#### [WHAT YOU NEED TO DO]
Write out each line from the data below that includes the word "color".

--------

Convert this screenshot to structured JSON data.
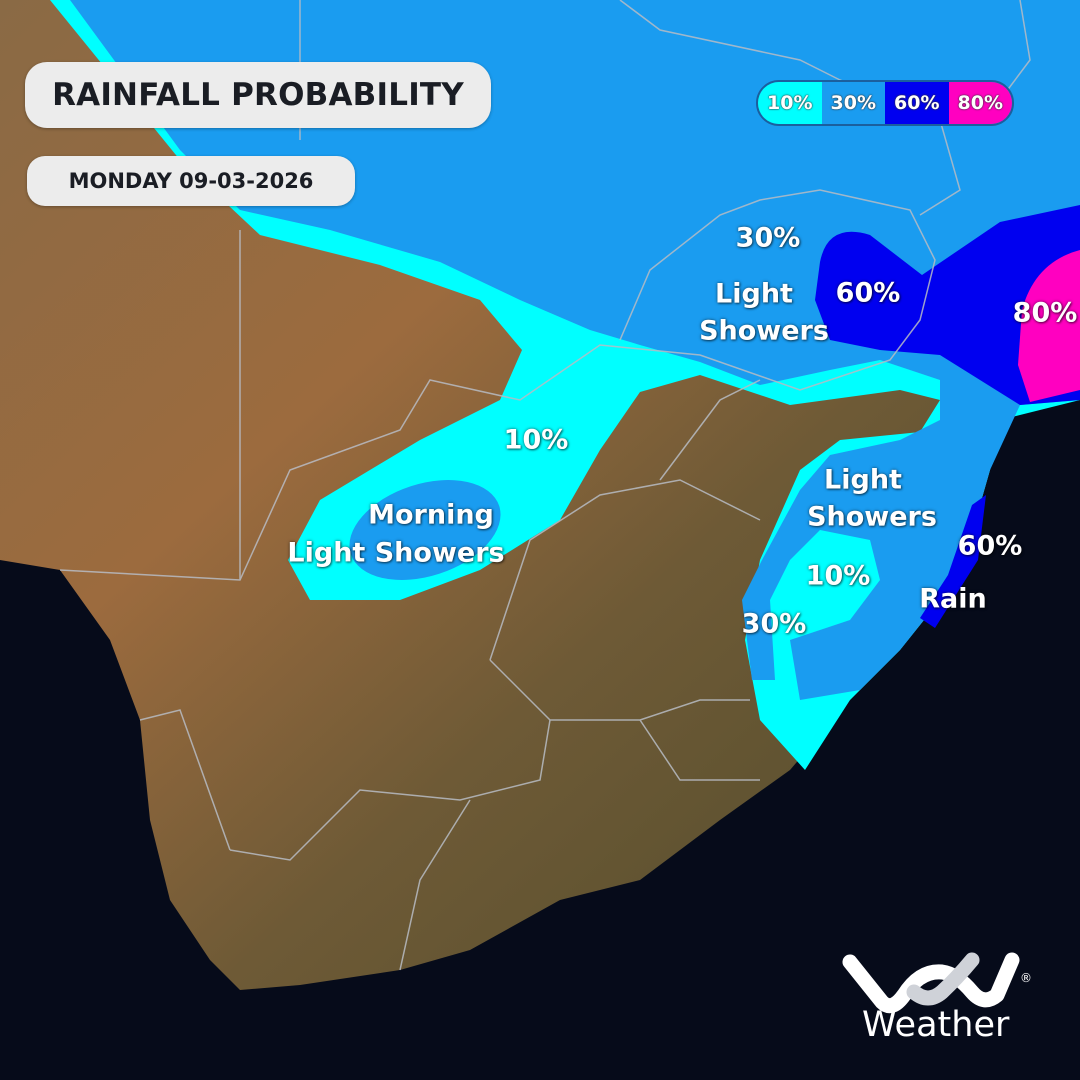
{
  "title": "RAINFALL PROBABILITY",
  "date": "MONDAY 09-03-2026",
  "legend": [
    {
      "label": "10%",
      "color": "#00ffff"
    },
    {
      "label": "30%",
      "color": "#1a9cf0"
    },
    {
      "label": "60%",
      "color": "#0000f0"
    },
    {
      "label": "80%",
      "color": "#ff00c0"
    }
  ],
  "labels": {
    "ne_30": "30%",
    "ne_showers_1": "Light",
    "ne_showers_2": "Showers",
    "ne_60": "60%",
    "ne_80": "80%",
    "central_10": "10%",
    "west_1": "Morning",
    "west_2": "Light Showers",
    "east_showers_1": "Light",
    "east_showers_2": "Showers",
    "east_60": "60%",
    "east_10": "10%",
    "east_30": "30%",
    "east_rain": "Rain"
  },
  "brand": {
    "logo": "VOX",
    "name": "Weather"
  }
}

--------

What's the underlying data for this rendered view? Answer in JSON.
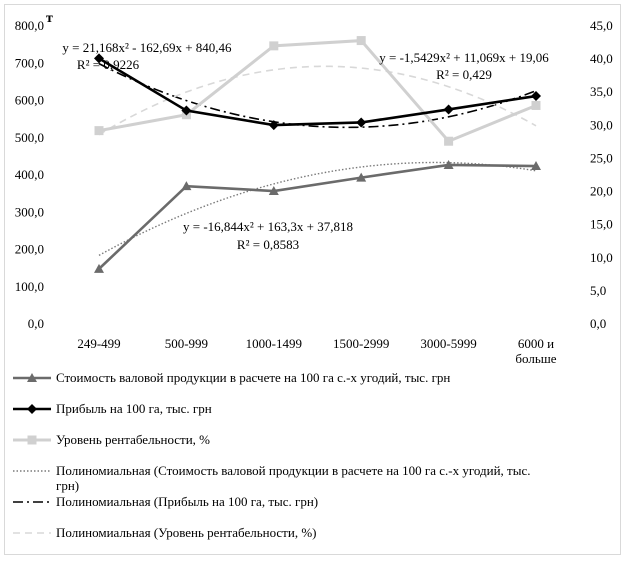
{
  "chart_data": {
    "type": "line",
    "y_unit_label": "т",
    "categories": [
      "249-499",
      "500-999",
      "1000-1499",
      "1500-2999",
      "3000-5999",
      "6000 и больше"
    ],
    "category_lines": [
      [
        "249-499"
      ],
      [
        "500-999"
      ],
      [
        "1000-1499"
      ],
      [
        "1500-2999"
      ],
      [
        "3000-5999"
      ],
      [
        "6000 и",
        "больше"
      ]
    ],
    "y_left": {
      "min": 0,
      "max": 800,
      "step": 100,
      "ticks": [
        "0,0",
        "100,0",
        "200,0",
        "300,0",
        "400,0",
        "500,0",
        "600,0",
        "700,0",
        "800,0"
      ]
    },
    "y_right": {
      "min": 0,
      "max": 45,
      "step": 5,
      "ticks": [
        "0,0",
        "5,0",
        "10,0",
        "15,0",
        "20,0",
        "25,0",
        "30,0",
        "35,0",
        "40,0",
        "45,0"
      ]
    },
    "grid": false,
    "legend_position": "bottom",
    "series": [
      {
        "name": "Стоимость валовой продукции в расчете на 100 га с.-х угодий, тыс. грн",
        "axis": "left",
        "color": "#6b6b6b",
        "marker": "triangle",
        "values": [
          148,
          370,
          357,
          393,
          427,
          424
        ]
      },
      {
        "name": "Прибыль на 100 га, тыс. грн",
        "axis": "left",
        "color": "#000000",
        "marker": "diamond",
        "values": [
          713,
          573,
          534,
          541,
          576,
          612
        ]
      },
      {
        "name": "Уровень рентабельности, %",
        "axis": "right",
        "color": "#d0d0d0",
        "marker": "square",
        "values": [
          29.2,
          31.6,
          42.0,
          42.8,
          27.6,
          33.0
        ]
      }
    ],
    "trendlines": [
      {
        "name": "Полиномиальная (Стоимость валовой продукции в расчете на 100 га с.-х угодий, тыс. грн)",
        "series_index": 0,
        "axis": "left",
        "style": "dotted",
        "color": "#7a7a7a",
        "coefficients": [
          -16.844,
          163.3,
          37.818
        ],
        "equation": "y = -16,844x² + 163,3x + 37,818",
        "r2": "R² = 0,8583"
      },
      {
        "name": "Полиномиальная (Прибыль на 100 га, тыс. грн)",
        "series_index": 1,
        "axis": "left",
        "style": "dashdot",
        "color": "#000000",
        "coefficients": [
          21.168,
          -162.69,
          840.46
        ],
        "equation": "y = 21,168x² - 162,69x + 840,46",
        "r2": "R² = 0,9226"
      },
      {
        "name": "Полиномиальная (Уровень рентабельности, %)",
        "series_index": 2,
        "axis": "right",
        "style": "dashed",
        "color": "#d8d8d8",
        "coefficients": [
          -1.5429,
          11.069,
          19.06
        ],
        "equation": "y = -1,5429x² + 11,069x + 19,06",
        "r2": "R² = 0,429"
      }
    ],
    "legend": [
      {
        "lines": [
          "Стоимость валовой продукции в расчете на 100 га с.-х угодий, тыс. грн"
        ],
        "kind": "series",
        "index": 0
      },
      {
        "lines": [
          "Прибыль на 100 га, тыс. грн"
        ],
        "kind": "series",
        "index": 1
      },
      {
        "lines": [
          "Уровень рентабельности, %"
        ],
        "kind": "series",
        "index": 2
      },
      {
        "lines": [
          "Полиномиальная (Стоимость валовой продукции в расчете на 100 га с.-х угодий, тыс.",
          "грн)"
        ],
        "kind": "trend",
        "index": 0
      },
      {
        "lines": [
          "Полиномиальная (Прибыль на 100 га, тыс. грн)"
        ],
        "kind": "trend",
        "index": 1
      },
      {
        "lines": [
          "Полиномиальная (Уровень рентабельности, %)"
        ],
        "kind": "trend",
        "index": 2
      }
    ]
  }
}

--------

#### [TASK SOLUTION]
      "color": "#00ffff"
      "color": "#1a9cf0"
      "color": "#0000f0"
      "color": "#ff00c0"
        "color": "#6b6b6b",
        "color": "#000000",
        "color": "#d0d0d0",
        "color": "#7a7a7a",
        "color": "#000000",
        "color": "#d8d8d8",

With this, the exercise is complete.